Dataset items:
-- BEGIN --

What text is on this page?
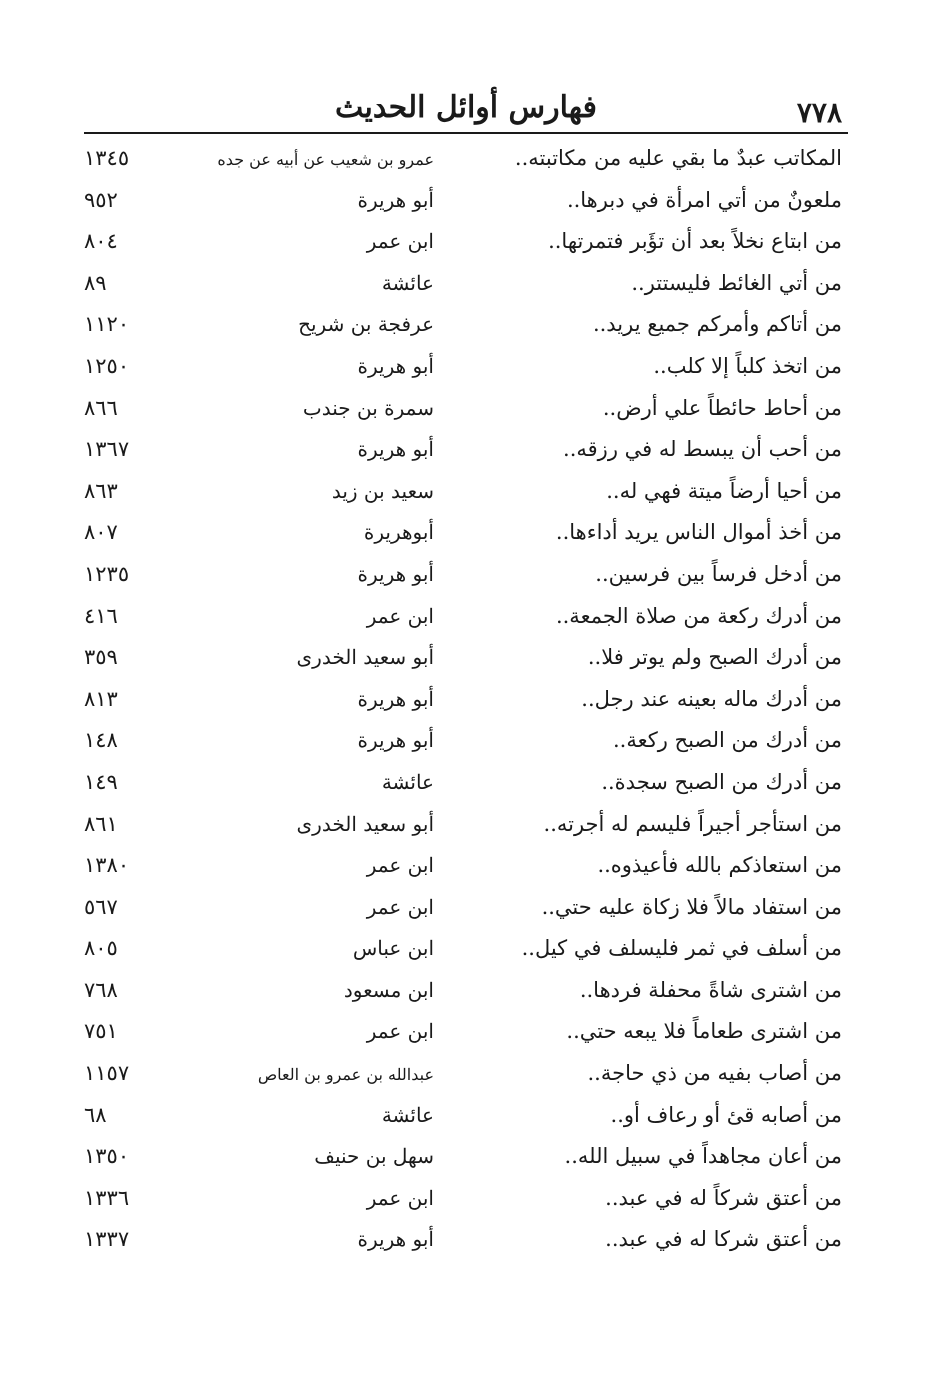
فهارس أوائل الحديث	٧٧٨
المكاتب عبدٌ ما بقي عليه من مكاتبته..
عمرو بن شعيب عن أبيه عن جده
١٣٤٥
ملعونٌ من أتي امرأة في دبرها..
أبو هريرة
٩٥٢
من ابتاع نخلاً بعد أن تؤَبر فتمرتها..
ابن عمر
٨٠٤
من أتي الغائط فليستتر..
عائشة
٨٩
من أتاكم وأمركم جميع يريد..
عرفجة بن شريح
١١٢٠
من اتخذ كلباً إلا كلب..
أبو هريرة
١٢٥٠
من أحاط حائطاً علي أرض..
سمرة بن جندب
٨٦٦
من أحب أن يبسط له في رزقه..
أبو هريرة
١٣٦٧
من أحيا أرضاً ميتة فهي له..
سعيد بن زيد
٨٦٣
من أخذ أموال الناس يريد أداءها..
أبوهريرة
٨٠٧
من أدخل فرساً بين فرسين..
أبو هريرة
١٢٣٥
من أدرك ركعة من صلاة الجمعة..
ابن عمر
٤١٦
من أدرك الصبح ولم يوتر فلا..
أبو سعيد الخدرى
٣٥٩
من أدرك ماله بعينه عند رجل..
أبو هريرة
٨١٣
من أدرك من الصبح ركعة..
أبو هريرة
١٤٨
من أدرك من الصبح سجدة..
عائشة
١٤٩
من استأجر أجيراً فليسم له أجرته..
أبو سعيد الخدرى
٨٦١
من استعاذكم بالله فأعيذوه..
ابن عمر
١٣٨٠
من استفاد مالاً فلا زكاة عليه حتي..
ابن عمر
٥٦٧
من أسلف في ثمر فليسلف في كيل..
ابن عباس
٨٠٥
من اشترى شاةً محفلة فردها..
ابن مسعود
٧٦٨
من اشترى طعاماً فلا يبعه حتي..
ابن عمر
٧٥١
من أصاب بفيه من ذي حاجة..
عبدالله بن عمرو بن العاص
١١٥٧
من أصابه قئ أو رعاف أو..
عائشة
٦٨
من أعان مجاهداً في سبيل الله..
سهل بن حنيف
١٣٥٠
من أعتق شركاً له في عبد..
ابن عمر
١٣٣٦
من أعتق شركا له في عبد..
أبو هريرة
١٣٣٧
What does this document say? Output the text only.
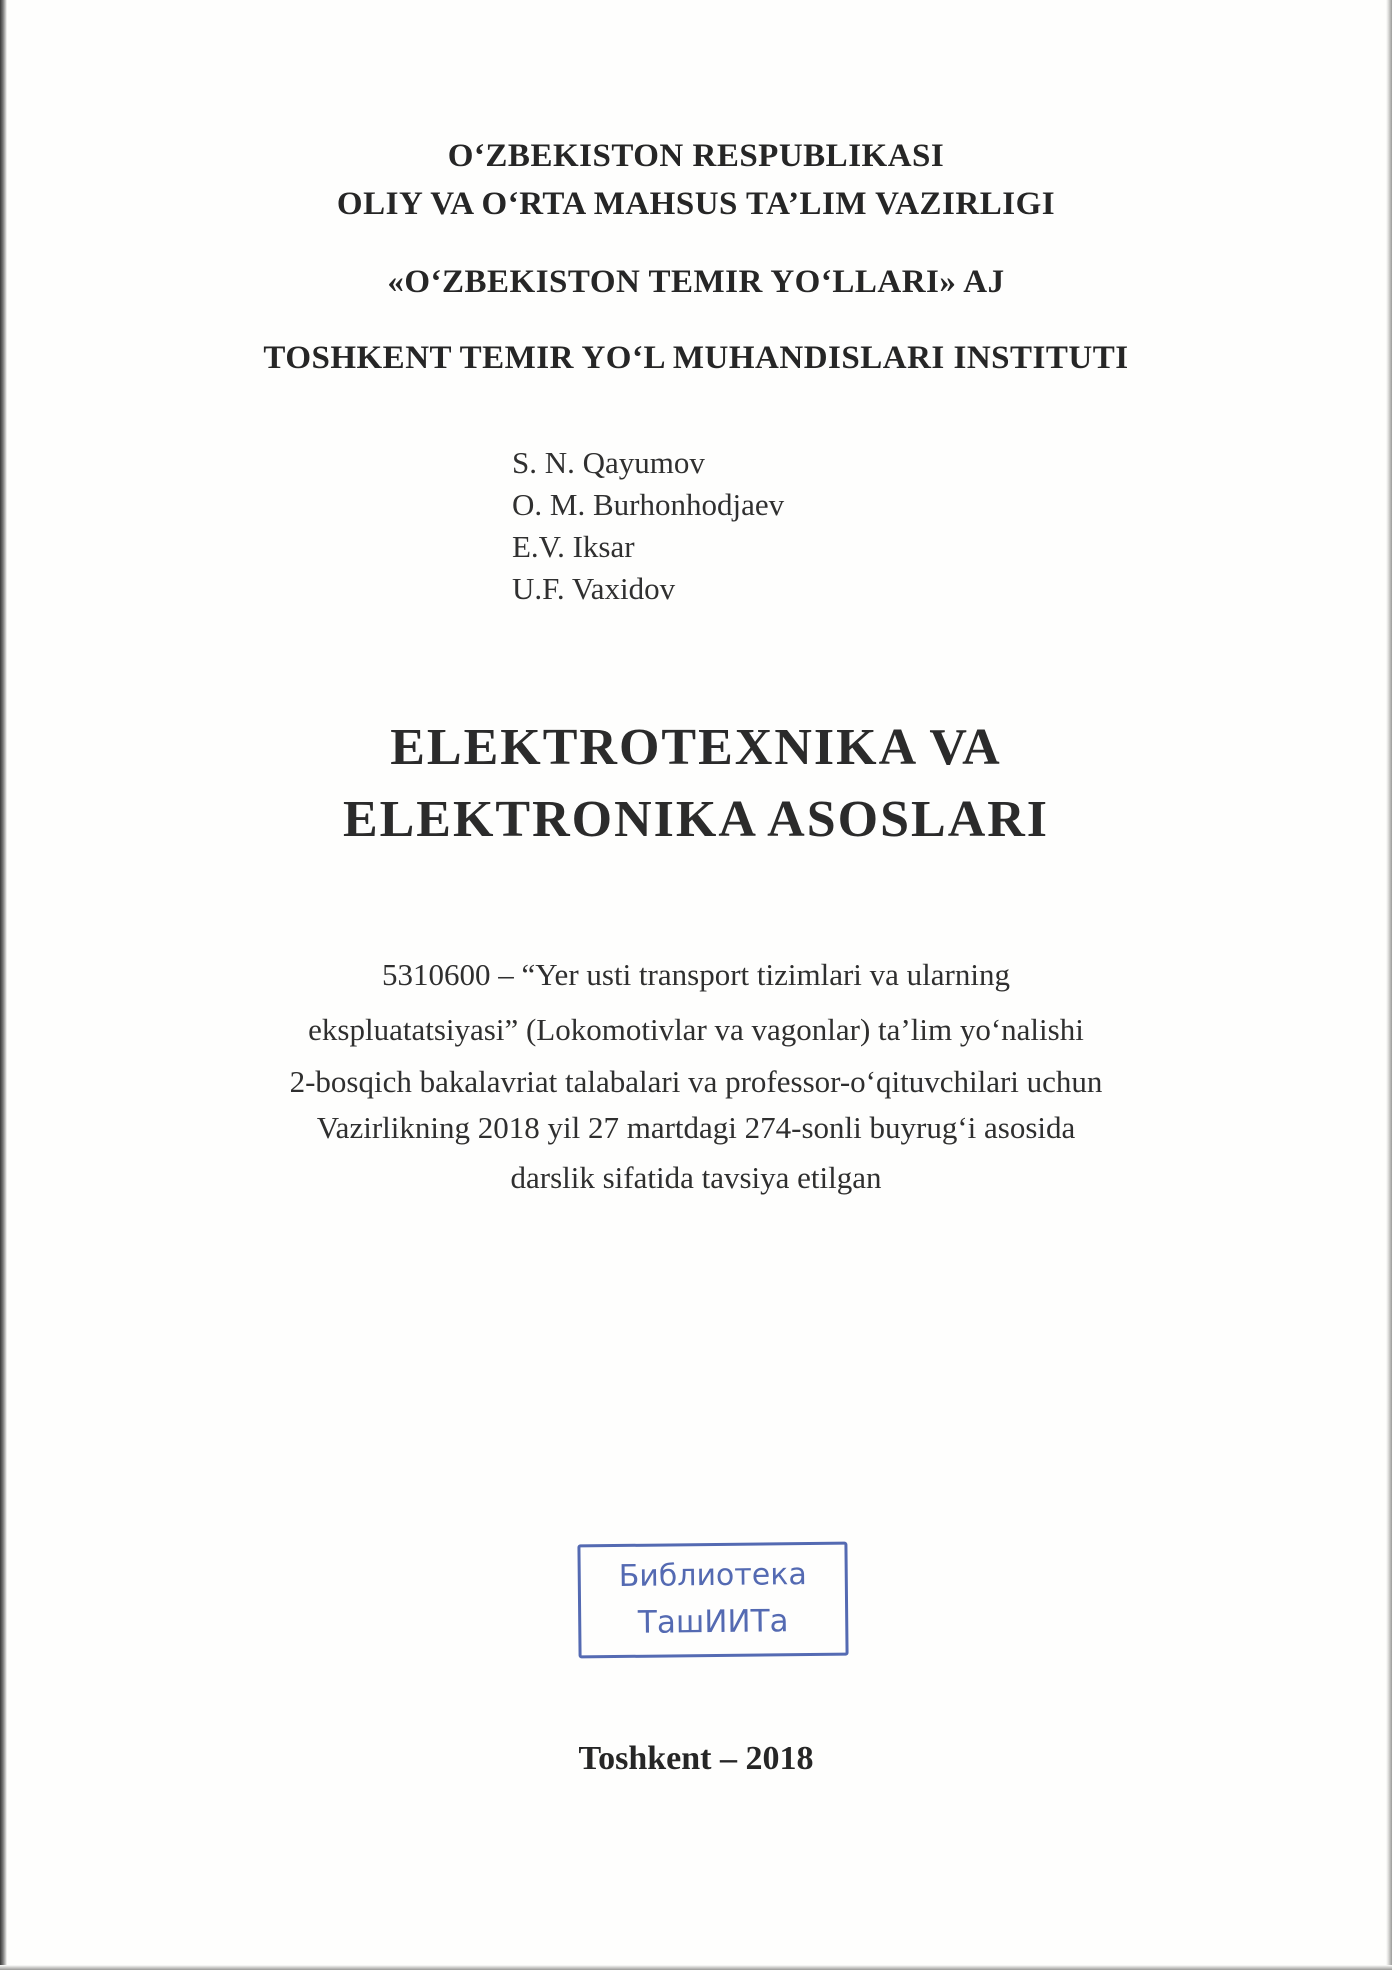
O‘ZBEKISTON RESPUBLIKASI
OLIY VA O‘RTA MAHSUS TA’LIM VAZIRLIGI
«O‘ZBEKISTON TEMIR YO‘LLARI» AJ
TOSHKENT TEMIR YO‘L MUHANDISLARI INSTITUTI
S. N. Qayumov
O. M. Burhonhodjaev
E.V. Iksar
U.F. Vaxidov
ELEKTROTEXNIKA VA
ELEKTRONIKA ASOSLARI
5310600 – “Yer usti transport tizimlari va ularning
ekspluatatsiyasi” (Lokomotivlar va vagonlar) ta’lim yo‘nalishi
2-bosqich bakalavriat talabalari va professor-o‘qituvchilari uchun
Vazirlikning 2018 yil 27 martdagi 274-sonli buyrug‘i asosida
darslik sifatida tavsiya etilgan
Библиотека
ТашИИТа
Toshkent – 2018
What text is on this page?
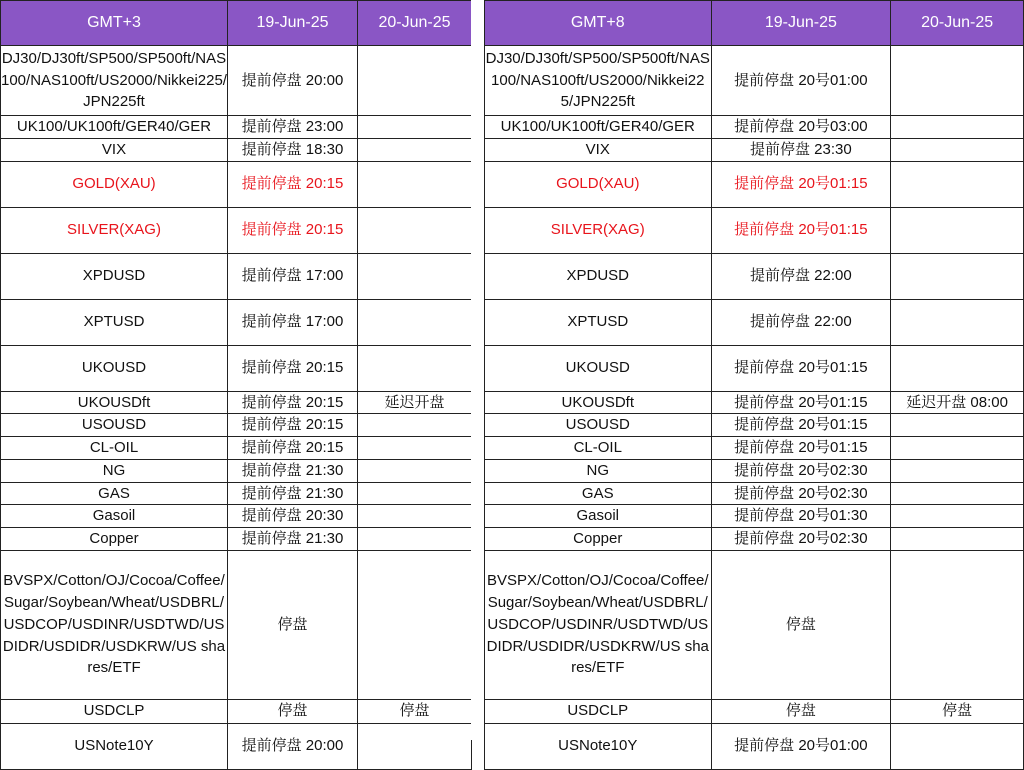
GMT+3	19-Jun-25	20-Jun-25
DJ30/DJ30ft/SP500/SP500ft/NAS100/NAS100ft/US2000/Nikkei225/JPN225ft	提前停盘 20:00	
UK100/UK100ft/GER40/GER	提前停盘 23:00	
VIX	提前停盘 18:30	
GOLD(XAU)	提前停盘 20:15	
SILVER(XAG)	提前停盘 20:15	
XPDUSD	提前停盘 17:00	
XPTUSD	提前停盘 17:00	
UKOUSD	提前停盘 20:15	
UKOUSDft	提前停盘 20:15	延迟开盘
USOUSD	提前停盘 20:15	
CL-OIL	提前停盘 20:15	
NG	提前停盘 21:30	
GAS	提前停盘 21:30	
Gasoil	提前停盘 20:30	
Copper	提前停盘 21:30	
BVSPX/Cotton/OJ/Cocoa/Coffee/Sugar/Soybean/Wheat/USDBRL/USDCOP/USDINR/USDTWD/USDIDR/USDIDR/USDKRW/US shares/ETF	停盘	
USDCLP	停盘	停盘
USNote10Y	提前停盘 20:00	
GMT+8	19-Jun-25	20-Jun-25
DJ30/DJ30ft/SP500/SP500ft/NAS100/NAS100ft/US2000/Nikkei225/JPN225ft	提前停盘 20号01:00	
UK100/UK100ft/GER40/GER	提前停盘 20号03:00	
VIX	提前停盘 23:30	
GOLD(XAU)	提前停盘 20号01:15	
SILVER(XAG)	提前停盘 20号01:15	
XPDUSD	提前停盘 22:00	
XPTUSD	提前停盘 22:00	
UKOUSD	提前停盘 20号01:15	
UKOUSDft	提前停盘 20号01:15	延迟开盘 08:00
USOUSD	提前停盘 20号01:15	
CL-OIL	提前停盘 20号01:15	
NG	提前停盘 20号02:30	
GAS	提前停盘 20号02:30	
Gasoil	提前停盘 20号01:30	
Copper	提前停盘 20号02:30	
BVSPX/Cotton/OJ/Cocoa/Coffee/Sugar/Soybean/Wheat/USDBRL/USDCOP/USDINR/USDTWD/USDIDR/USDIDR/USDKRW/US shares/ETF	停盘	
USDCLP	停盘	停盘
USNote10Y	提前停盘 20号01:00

-- END --

Your task is to repeat the data above exactly while excluding the pictures.

What text is on this page?
فهارس أوائل الحديث	٧٧٨
المكاتب عبدٌ ما بقي عليه من مكاتبته..
عمرو بن شعيب عن أبيه عن جده
١٣٤٥
ملعونٌ من أتي امرأة في دبرها..
أبو هريرة
٩٥٢
من ابتاع نخلاً بعد أن تؤَبر فتمرتها..
ابن عمر
٨٠٤
من أتي الغائط فليستتر..
عائشة
٨٩
من أتاكم وأمركم جميع يريد..
عرفجة بن شريح
١١٢٠
من اتخذ كلباً إلا كلب..
أبو هريرة
١٢٥٠
من أحاط حائطاً علي أرض..
سمرة بن جندب
٨٦٦
من أحب أن يبسط له في رزقه..
أبو هريرة
١٣٦٧
من أحيا أرضاً ميتة فهي له..
سعيد بن زيد
٨٦٣
من أخذ أموال الناس يريد أداءها..
أبوهريرة
٨٠٧
من أدخل فرساً بين فرسين..
أبو هريرة
١٢٣٥
من أدرك ركعة من صلاة الجمعة..
ابن عمر
٤١٦
من أدرك الصبح ولم يوتر فلا..
أبو سعيد الخدرى
٣٥٩
من أدرك ماله بعينه عند رجل..
أبو هريرة
٨١٣
من أدرك من الصبح ركعة..
أبو هريرة
١٤٨
من أدرك من الصبح سجدة..
عائشة
١٤٩
من استأجر أجيراً فليسم له أجرته..
أبو سعيد الخدرى
٨٦١
من استعاذكم بالله فأعيذوه..
ابن عمر
١٣٨٠
من استفاد مالاً فلا زكاة عليه حتي..
ابن عمر
٥٦٧
من أسلف في ثمر فليسلف في كيل..
ابن عباس
٨٠٥
من اشترى شاةً محفلة فردها..
ابن مسعود
٧٦٨
من اشترى طعاماً فلا يبعه حتي..
ابن عمر
٧٥١
من أصاب بفيه من ذي حاجة..
عبدالله بن عمرو بن العاص
١١٥٧
من أصابه قئ أو رعاف أو..
عائشة
٦٨
من أعان مجاهداً في سبيل الله..
سهل بن حنيف
١٣٥٠
من أعتق شركاً له في عبد..
ابن عمر
١٣٣٦
من أعتق شركا له في عبد..
أبو هريرة
١٣٣٧
What does this document say? Output the text only.
O‘ZBEKISTON RESPUBLIKASI
OLIY VA O‘RTA MAHSUS TA’LIM VAZIRLIGI
«O‘ZBEKISTON TEMIR YO‘LLARI» AJ
TOSHKENT TEMIR YO‘L MUHANDISLARI INSTITUTI
S. N. Qayumov
O. M. Burhonhodjaev
E.V. Iksar
U.F. Vaxidov
ELEKTROTEXNIKA VA
ELEKTRONIKA ASOSLARI
5310600 – “Yer usti transport tizimlari va ularning
ekspluatatsiyasi” (Lokomotivlar va vagonlar) ta’lim yo‘nalishi
2-bosqich bakalavriat talabalari va professor-o‘qituvchilari uchun
Vazirlikning 2018 yil 27 martdagi 274-sonli buyrug‘i asosida
darslik sifatida tavsiya etilgan
Библиотека
ТашИИТа
Toshkent – 2018
What text is on this page?
GMT+3	19-Jun-25	20-Jun-25
DJ30/DJ30ft/SP500/SP500ft/NAS100/NAS100ft/US2000/Nikkei225/JPN225ft	提前停盘 20:00	
UK100/UK100ft/GER40/GER	提前停盘 23:00	
VIX	提前停盘 18:30	
GOLD(XAU)	提前停盘 20:15	
SILVER(XAG)	提前停盘 20:15	
XPDUSD	提前停盘 17:00	
XPTUSD	提前停盘 17:00	
UKOUSD	提前停盘 20:15	
UKOUSDft	提前停盘 20:15	延迟开盘
USOUSD	提前停盘 20:15	
CL-OIL	提前停盘 20:15	
NG	提前停盘 21:30	
GAS	提前停盘 21:30	
Gasoil	提前停盘 20:30	
Copper	提前停盘 21:30	
BVSPX/Cotton/OJ/Cocoa/Coffee/Sugar/Soybean/Wheat/USDBRL/USDCOP/USDINR/USDTWD/USDIDR/USDIDR/USDKRW/US shares/ETF	停盘	
USDCLP	停盘	停盘
USNote10Y	提前停盘 20:00	
GMT+8	19-Jun-25	20-Jun-25
DJ30/DJ30ft/SP500/SP500ft/NAS100/NAS100ft/US2000/Nikkei225/JPN225ft	提前停盘 20号01:00	
UK100/UK100ft/GER40/GER	提前停盘 20号03:00	
VIX	提前停盘 23:30	
GOLD(XAU)	提前停盘 20号01:15	
SILVER(XAG)	提前停盘 20号01:15	
XPDUSD	提前停盘 22:00	
XPTUSD	提前停盘 22:00	
UKOUSD	提前停盘 20号01:15	
UKOUSDft	提前停盘 20号01:15	延迟开盘 08:00
USOUSD	提前停盘 20号01:15	
CL-OIL	提前停盘 20号01:15	
NG	提前停盘 20号02:30	
GAS	提前停盘 20号02:30	
Gasoil	提前停盘 20号01:30	
Copper	提前停盘 20号02:30	
BVSPX/Cotton/OJ/Cocoa/Coffee/Sugar/Soybean/Wheat/USDBRL/USDCOP/USDINR/USDTWD/USDIDR/USDIDR/USDKRW/US shares/ETF	停盘	
USDCLP	停盘	停盘
USNote10Y	提前停盘 20号01:00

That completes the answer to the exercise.